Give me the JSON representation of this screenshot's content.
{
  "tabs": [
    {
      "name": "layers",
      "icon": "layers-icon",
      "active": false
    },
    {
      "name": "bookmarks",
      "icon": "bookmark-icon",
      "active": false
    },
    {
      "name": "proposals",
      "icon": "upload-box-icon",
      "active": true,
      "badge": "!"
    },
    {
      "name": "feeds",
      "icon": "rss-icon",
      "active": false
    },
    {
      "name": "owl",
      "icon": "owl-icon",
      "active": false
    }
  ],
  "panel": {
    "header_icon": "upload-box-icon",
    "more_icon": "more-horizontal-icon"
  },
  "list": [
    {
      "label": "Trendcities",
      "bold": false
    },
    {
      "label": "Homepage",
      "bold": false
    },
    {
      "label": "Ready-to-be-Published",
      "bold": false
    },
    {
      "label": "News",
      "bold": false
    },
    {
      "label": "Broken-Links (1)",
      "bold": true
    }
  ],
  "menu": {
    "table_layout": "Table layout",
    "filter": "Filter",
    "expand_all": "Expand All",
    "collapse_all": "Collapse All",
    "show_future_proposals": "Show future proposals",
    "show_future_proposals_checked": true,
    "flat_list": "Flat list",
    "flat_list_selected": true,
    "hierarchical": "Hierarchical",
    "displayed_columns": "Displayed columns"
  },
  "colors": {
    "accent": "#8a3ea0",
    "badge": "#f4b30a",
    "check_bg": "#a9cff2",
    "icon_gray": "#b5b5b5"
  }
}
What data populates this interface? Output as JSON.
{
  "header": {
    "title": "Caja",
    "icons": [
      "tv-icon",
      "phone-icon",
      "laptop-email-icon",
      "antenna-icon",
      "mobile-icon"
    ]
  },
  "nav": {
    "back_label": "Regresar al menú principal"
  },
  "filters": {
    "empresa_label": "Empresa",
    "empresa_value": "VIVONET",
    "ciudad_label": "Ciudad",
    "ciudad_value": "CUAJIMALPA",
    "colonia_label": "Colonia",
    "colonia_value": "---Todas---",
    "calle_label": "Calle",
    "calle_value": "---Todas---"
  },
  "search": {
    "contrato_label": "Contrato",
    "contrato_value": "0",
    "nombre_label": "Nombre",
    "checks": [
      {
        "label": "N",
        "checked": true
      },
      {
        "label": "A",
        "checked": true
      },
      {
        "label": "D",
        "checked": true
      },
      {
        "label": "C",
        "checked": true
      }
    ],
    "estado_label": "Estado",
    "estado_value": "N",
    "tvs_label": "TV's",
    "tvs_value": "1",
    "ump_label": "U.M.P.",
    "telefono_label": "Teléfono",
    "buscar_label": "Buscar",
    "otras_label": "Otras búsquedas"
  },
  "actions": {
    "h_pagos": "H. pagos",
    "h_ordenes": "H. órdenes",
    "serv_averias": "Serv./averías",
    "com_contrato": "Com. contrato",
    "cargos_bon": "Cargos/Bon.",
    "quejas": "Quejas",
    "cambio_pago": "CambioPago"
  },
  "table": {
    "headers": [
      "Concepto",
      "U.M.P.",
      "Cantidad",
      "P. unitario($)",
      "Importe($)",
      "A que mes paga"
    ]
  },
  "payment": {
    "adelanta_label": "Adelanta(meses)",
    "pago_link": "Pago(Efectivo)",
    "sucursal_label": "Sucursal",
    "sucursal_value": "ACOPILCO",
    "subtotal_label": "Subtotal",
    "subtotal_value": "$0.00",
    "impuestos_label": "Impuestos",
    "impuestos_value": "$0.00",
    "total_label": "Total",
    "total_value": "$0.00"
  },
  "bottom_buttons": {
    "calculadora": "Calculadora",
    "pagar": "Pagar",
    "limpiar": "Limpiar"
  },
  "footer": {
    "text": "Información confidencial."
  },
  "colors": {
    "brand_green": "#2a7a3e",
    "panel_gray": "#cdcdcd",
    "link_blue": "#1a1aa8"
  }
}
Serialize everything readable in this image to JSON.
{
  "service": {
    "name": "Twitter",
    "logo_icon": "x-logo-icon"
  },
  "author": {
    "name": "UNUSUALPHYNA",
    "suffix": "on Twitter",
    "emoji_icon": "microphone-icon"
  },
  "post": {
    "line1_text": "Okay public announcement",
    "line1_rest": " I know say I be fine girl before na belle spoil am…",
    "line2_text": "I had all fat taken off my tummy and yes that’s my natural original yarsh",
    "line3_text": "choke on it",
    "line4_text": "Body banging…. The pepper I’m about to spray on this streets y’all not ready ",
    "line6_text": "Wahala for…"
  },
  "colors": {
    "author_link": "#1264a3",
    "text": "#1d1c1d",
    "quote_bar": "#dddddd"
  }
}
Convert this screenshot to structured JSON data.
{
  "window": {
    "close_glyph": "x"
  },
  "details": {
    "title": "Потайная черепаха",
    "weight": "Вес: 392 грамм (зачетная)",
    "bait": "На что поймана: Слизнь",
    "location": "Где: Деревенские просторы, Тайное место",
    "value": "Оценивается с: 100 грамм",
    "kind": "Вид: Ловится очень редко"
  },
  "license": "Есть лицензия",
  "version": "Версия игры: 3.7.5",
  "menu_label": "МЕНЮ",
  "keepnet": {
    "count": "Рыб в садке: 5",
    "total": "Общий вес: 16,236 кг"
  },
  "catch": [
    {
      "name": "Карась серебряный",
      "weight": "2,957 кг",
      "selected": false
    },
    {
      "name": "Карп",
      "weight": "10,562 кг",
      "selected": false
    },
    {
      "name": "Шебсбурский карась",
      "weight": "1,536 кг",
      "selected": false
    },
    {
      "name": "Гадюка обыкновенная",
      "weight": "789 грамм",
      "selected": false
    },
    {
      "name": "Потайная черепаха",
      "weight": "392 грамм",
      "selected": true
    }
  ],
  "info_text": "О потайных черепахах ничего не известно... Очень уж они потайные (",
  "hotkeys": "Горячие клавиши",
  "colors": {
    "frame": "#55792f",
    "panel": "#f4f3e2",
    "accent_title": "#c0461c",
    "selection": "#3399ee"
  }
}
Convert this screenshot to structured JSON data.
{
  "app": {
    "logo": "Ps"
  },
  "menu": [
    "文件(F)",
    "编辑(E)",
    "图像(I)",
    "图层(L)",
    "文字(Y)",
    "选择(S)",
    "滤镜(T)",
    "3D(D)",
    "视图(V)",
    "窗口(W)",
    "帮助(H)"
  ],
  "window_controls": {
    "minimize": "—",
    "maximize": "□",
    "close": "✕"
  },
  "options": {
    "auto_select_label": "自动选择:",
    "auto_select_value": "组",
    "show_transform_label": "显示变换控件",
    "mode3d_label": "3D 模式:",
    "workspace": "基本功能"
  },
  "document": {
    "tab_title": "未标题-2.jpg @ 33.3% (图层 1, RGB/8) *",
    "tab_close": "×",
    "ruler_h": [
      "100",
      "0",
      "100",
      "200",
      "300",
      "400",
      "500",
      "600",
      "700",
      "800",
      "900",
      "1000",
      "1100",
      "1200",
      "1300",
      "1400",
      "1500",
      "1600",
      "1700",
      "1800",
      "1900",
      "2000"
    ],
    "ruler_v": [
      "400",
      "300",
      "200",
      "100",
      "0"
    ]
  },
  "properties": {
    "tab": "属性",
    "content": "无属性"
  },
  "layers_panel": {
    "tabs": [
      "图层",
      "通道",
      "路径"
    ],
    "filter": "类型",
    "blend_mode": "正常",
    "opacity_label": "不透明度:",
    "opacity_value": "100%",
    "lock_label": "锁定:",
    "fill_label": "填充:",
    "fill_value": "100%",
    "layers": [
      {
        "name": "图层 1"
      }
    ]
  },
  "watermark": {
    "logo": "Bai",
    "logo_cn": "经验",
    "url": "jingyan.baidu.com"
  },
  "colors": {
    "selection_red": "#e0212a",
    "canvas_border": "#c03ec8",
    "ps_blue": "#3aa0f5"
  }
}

::::::

§ **WHAT TO DO**
Retype every entry word for word.

§ **RESULT FOR THIS TASK**
Give me the JSON representation of this screenshot's content.
{
  "tabs": [
    {
      "name": "layers",
      "icon": "layers-icon",
      "active": false
    },
    {
      "name": "bookmarks",
      "icon": "bookmark-icon",
      "active": false
    },
    {
      "name": "proposals",
      "icon": "upload-box-icon",
      "active": true,
      "badge": "!"
    },
    {
      "name": "feeds",
      "icon": "rss-icon",
      "active": false
    },
    {
      "name": "owl",
      "icon": "owl-icon",
      "active": false
    }
  ],
  "panel": {
    "header_icon": "upload-box-icon",
    "more_icon": "more-horizontal-icon"
  },
  "list": [
    {
      "label": "Trendcities",
      "bold": false
    },
    {
      "label": "Homepage",
      "bold": false
    },
    {
      "label": "Ready-to-be-Published",
      "bold": false
    },
    {
      "label": "News",
      "bold": false
    },
    {
      "label": "Broken-Links (1)",
      "bold": true
    }
  ],
  "menu": {
    "table_layout": "Table layout",
    "filter": "Filter",
    "expand_all": "Expand All",
    "collapse_all": "Collapse All",
    "show_future_proposals": "Show future proposals",
    "show_future_proposals_checked": true,
    "flat_list": "Flat list",
    "flat_list_selected": true,
    "hierarchical": "Hierarchical",
    "displayed_columns": "Displayed columns"
  },
  "colors": {
    "accent": "#8a3ea0",
    "badge": "#f4b30a",
    "check_bg": "#a9cff2",
    "icon_gray": "#b5b5b5"
  }
}
What data populates this interface? Output as JSON.
{
  "header": {
    "title": "Caja",
    "icons": [
      "tv-icon",
      "phone-icon",
      "laptop-email-icon",
      "antenna-icon",
      "mobile-icon"
    ]
  },
  "nav": {
    "back_label": "Regresar al menú principal"
  },
  "filters": {
    "empresa_label": "Empresa",
    "empresa_value": "VIVONET",
    "ciudad_label": "Ciudad",
    "ciudad_value": "CUAJIMALPA",
    "colonia_label": "Colonia",
    "colonia_value": "---Todas---",
    "calle_label": "Calle",
    "calle_value": "---Todas---"
  },
  "search": {
    "contrato_label": "Contrato",
    "contrato_value": "0",
    "nombre_label": "Nombre",
    "checks": [
      {
        "label": "N",
        "checked": true
      },
      {
        "label": "A",
        "checked": true
      },
      {
        "label": "D",
        "checked": true
      },
      {
        "label": "C",
        "checked": true
      }
    ],
    "estado_label": "Estado",
    "estado_value": "N",
    "tvs_label": "TV's",
    "tvs_value": "1",
    "ump_label": "U.M.P.",
    "telefono_label": "Teléfono",
    "buscar_label": "Buscar",
    "otras_label": "Otras búsquedas"
  },
  "actions": {
    "h_pagos": "H. pagos",
    "h_ordenes": "H. órdenes",
    "serv_averias": "Serv./averías",
    "com_contrato": "Com. contrato",
    "cargos_bon": "Cargos/Bon.",
    "quejas": "Quejas",
    "cambio_pago": "CambioPago"
  },
  "table": {
    "headers": [
      "Concepto",
      "U.M.P.",
      "Cantidad",
      "P. unitario($)",
      "Importe($)",
      "A que mes paga"
    ]
  },
  "payment": {
    "adelanta_label": "Adelanta(meses)",
    "pago_link": "Pago(Efectivo)",
    "sucursal_label": "Sucursal",
    "sucursal_value": "ACOPILCO",
    "subtotal_label": "Subtotal",
    "subtotal_value": "$0.00",
    "impuestos_label": "Impuestos",
    "impuestos_value": "$0.00",
    "total_label": "Total",
    "total_value": "$0.00"
  },
  "bottom_buttons": {
    "calculadora": "Calculadora",
    "pagar": "Pagar",
    "limpiar": "Limpiar"
  },
  "footer": {
    "text": "Información confidencial."
  },
  "colors": {
    "brand_green": "#2a7a3e",
    "panel_gray": "#cdcdcd",
    "link_blue": "#1a1aa8"
  }
}
Serialize everything readable in this image to JSON.
{
  "service": {
    "name": "Twitter",
    "logo_icon": "x-logo-icon"
  },
  "author": {
    "name": "UNUSUALPHYNA",
    "suffix": "on Twitter",
    "emoji_icon": "microphone-icon"
  },
  "post": {
    "line1_text": "Okay public announcement",
    "line1_rest": " I know say I be fine girl before na belle spoil am…",
    "line2_text": "I had all fat taken off my tummy and yes that’s my natural original yarsh",
    "line3_text": "choke on it",
    "line4_text": "Body banging…. The pepper I’m about to spray on this streets y’all not ready ",
    "line6_text": "Wahala for…"
  },
  "colors": {
    "author_link": "#1264a3",
    "text": "#1d1c1d",
    "quote_bar": "#dddddd"
  }
}
Convert this screenshot to structured JSON data.
{
  "window": {
    "close_glyph": "x"
  },
  "details": {
    "title": "Потайная черепаха",
    "weight": "Вес: 392 грамм (зачетная)",
    "bait": "На что поймана: Слизнь",
    "location": "Где: Деревенские просторы, Тайное место",
    "value": "Оценивается с: 100 грамм",
    "kind": "Вид: Ловится очень редко"
  },
  "license": "Есть лицензия",
  "version": "Версия игры: 3.7.5",
  "menu_label": "МЕНЮ",
  "keepnet": {
    "count": "Рыб в садке: 5",
    "total": "Общий вес: 16,236 кг"
  },
  "catch": [
    {
      "name": "Карась серебряный",
      "weight": "2,957 кг",
      "selected": false
    },
    {
      "name": "Карп",
      "weight": "10,562 кг",
      "selected": false
    },
    {
      "name": "Шебсбурский карась",
      "weight": "1,536 кг",
      "selected": false
    },
    {
      "name": "Гадюка обыкновенная",
      "weight": "789 грамм",
      "selected": false
    },
    {
      "name": "Потайная черепаха",
      "weight": "392 грамм",
      "selected": true
    }
  ],
  "info_text": "О потайных черепахах ничего не известно... Очень уж они потайные (",
  "hotkeys": "Горячие клавиши",
  "colors": {
    "frame": "#55792f",
    "panel": "#f4f3e2",
    "accent_title": "#c0461c",
    "selection": "#3399ee"
  }
}
Convert this screenshot to structured JSON data.
{
  "app": {
    "logo": "Ps"
  },
  "menu": [
    "文件(F)",
    "编辑(E)",
    "图像(I)",
    "图层(L)",
    "文字(Y)",
    "选择(S)",
    "滤镜(T)",
    "3D(D)",
    "视图(V)",
    "窗口(W)",
    "帮助(H)"
  ],
  "window_controls": {
    "minimize": "—",
    "maximize": "□",
    "close": "✕"
  },
  "options": {
    "auto_select_label": "自动选择:",
    "auto_select_value": "组",
    "show_transform_label": "显示变换控件",
    "mode3d_label": "3D 模式:",
    "workspace": "基本功能"
  },
  "document": {
    "tab_title": "未标题-2.jpg @ 33.3% (图层 1, RGB/8) *",
    "tab_close": "×",
    "ruler_h": [
      "100",
      "0",
      "100",
      "200",
      "300",
      "400",
      "500",
      "600",
      "700",
      "800",
      "900",
      "1000",
      "1100",
      "1200",
      "1300",
      "1400",
      "1500",
      "1600",
      "1700",
      "1800",
      "1900",
      "2000"
    ],
    "ruler_v": [
      "400",
      "300",
      "200",
      "100",
      "0"
    ]
  },
  "properties": {
    "tab": "属性",
    "content": "无属性"
  },
  "layers_panel": {
    "tabs": [
      "图层",
      "通道",
      "路径"
    ],
    "filter": "类型",
    "blend_mode": "正常",
    "opacity_label": "不透明度:",
    "opacity_value": "100%",
    "lock_label": "锁定:",
    "fill_label": "填充:",
    "fill_value": "100%",
    "layers": [
      {
        "name": "图层 1"
      }
    ]
  },
  "watermark": {
    "logo": "Bai",
    "logo_cn": "经验",
    "url": "jingyan.baidu.com"
  },
  "colors": {
    "selection_red": "#e0212a",
    "canvas_border": "#c03ec8",
    "ps_blue": "#3aa0f5"
  }
}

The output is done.